◆ Working data ◆
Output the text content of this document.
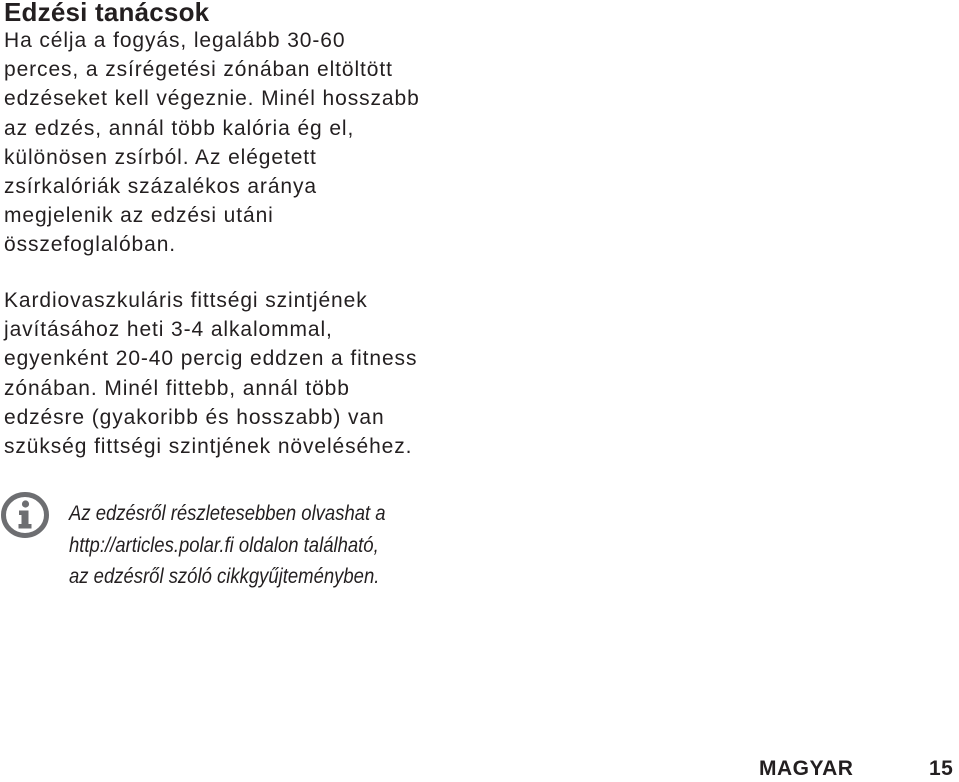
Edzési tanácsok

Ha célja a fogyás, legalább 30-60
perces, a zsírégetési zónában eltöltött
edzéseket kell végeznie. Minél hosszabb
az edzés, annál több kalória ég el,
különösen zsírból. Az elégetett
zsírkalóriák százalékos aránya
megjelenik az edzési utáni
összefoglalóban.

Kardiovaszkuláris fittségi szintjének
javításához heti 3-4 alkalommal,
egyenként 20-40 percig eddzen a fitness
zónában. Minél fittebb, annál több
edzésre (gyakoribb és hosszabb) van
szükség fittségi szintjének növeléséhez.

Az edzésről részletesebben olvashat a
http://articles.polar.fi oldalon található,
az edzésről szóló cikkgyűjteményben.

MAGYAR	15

◆ Written exercise ◆
Restate every record exactly, please; do not copy the pictures.

◆ Result of the exercise ◆
Output the text content of this document.
Edzési tanácsok

Ha célja a fogyás, legalább 30-60
perces, a zsírégetési zónában eltöltött
edzéseket kell végeznie. Minél hosszabb
az edzés, annál több kalória ég el,
különösen zsírból. Az elégetett
zsírkalóriák százalékos aránya
megjelenik az edzési utáni
összefoglalóban.

Kardiovaszkuláris fittségi szintjének
javításához heti 3-4 alkalommal,
egyenként 20-40 percig eddzen a fitness
zónában. Minél fittebb, annál több
edzésre (gyakoribb és hosszabb) van
szükség fittségi szintjének növeléséhez.

Az edzésről részletesebben olvashat a
http://articles.polar.fi oldalon található,
az edzésről szóló cikkgyűjteményben.

MAGYAR	15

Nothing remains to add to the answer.